→ Exercise text:

⟨

Mad Men Power Rankings: Episode 503, “Tea Leaves”
David T. Cole/Grantland illustration
[Production notes: This is the second week of the Power Rankings on Grantland. Let’s see if we can all get out of here before 3,000 words, OK? As always, we make no guarantees as to the accuracy of transcribed dialogue, period detail, or phonetic transcriptions of ostensibly Cockney accents. Rankings are arbitrary — maddeningly so — and should not be the basis for cash wagers unless you are a crazy person.
Last week’s Power Rankings can be found here.]
1. Don Draper (last week: 1)
Are any of us sufficiently prepared for the sudden appearance of Old Man Draper? (OK, possibly not so sudden, but when you go off the air for 16 months, everything seems like a surprise. Occupational hazard of extended hiatuses.) It’s almost like Megan had cut out of the bottom of the chair Don was forced to sit in at the climax of his surprise party, and instead of serenading him in French, repeatedly battered his testicles with a knotted rope. He’s too tired to have sex with his hot young wife after getting his brains zou-bisoued out (well, unless he gets to leave the office early and do it on a filthy carpet; everyone has “their thing”), he’s too upset by the prospect of Betty’s mortality to hang out on Fire Island, he’s too responsible to smoke a joint with a teenager at the Stones concert. What a fucking drag this guy has become in 1966. Remember when literally every encounter he had with a female between the ages of 21 and 45 resulted in spontaneous sexual combustion? No waitress, coat-check girl, comedian’s wife, schoolteacher, stewardess, junkie artist, department store heiress, elevator passenger, focus-group mind-violator, secretary, secretary, secretary, hand model, deli counter attendant, meter maid, secretary, podiatry nurse, or Gabor in the tri-state area (or California) was safe from Don’s heat-seeking meat-missile for a good four seasons. Yes, his retrograde cocksmanship was often as sad as it was thrilling, but let’s be honest here: It was totally thrilling all the time, right? Whenever a pair of elevator doors slid shut, we expected a cut to some lady’s well-manicured hand pounding the top row of buttons like she was urgently trying to deliver a donor heart to the penthouse. The ’60s, man! And now Don’s settled down with a new wife, three kids, and an enlarging prostate, slogging his way through 1966 like a tar-slicked dinosaur with a great fedora collection. Everyone gets old eventually, we guess. But come on, Don. One more secretary. Just. One. More. (Don, Dawn. Dawn, Don.) Then you can get back to being 40.
Don Draper Fingerbang Threat Level: Painted Black
The dressing room reeks of marijuana smoke, puddles of spilled whiskey, despoiled groupies. Don starts to raise a handkerchief to his nose, thinks better of it, and tucks it away in his breast pocket. He goes to loosen his tie, but remembers the girl out in the hall had already playfully removed it. Good. All eyes were on him for a split second as he entered, before dismissing him as some record label suit — maybe a lawyer, whatever — and returning to the bacchanalia.

⟩

In the Mad Men power rankings, why does the arrival of "Old Man Draper" feel like a surprise even though it is "possibly not so sudden"? Answer in one to three sentences.

Dataset excerpts:
⟨

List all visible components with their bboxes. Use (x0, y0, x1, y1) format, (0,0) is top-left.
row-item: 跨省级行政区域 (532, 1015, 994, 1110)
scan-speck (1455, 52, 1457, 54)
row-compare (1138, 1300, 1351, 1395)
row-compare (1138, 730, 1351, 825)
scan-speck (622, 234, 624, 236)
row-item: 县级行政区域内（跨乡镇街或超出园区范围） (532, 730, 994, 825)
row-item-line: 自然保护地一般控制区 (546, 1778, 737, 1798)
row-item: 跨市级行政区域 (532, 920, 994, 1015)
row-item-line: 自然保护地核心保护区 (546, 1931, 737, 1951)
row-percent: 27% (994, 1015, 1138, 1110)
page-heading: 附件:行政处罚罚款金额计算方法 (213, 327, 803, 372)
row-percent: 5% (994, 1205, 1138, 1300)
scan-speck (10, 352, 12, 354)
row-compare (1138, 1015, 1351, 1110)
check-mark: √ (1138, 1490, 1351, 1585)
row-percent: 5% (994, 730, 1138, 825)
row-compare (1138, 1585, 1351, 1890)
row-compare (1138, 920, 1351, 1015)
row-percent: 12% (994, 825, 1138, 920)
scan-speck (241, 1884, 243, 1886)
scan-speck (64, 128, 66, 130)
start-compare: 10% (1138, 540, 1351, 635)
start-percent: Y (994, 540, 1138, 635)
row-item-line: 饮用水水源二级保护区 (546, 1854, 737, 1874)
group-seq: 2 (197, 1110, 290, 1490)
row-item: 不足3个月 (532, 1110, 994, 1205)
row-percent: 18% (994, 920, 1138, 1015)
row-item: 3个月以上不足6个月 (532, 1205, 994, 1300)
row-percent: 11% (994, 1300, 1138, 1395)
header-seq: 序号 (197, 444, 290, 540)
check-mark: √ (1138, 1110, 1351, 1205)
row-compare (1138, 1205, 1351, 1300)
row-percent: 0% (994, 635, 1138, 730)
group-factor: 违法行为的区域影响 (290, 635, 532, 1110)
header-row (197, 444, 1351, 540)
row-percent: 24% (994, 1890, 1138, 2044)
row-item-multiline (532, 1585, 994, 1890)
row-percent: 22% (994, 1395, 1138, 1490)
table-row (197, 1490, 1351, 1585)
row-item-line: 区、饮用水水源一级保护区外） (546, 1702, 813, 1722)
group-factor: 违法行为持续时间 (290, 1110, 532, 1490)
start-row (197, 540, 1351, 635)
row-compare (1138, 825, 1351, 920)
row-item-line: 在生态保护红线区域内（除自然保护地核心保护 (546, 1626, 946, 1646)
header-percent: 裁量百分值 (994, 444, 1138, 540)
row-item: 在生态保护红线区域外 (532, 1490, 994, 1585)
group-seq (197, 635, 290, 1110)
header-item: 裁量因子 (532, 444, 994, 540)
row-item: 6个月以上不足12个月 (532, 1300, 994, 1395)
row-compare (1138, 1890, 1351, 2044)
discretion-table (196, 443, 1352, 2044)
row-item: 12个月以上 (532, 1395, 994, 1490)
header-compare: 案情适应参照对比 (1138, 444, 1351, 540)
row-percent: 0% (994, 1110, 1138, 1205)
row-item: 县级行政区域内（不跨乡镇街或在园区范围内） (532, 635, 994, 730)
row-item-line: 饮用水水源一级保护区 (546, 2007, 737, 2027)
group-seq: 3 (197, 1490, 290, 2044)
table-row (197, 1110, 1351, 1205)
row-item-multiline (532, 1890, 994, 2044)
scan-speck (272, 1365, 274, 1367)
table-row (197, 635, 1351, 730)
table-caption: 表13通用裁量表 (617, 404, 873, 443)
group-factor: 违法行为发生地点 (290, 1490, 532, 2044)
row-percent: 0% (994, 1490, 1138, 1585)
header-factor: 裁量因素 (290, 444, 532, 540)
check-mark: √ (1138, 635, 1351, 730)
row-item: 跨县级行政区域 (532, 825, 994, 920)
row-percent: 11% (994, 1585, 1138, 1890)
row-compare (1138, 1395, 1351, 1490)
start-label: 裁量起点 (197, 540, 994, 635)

⟩

→ Answer section: The show had been off the air for 16 months, and after that long a break everything seems like a surprise. The text calls this an occupational hazard of extended hiatuses.